Aim of the task:
Which lines in the records below contain the word "Федерации"? Copy each one out.

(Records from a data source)
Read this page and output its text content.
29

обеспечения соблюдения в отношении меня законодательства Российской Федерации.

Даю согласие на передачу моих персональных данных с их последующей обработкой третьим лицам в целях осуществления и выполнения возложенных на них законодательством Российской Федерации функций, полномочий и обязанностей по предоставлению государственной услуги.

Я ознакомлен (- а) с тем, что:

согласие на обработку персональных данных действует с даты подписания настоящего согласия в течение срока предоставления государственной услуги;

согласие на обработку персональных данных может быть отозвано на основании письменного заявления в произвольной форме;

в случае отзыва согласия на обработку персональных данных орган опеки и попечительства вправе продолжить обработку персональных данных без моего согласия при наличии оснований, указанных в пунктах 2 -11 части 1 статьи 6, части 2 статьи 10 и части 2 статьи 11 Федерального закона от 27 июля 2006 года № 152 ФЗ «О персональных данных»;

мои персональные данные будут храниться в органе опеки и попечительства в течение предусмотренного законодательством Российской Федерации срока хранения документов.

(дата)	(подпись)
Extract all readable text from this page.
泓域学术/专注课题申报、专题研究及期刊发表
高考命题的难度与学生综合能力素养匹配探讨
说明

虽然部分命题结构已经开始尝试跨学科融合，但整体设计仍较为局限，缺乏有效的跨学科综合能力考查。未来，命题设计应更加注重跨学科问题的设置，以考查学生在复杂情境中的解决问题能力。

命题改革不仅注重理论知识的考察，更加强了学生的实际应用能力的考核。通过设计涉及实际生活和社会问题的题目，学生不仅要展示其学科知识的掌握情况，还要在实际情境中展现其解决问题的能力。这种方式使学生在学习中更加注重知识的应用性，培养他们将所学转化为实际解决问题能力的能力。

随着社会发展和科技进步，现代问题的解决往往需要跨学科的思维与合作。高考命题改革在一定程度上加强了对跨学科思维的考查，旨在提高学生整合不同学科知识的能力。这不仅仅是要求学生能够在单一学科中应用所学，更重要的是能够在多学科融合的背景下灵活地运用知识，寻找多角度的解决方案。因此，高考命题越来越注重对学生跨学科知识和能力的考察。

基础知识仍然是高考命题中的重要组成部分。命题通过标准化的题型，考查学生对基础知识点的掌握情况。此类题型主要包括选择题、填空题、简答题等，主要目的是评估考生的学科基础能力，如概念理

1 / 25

Complete response:
обеспечения соблюдения в отношении меня законодательства Российской Федерации.
Даю согласие на передачу моих персональных данных с их последующей обработкой третьим лицам в целях осуществления и выполнения возложенных на них законодательством Российской Федерации функций, полномочий и обязанностей по предоставлению государственной услуги.
мои персональные данные будут храниться в органе опеки и попечительства в течение предусмотренного законодательством Российской Федерации срока хранения документов.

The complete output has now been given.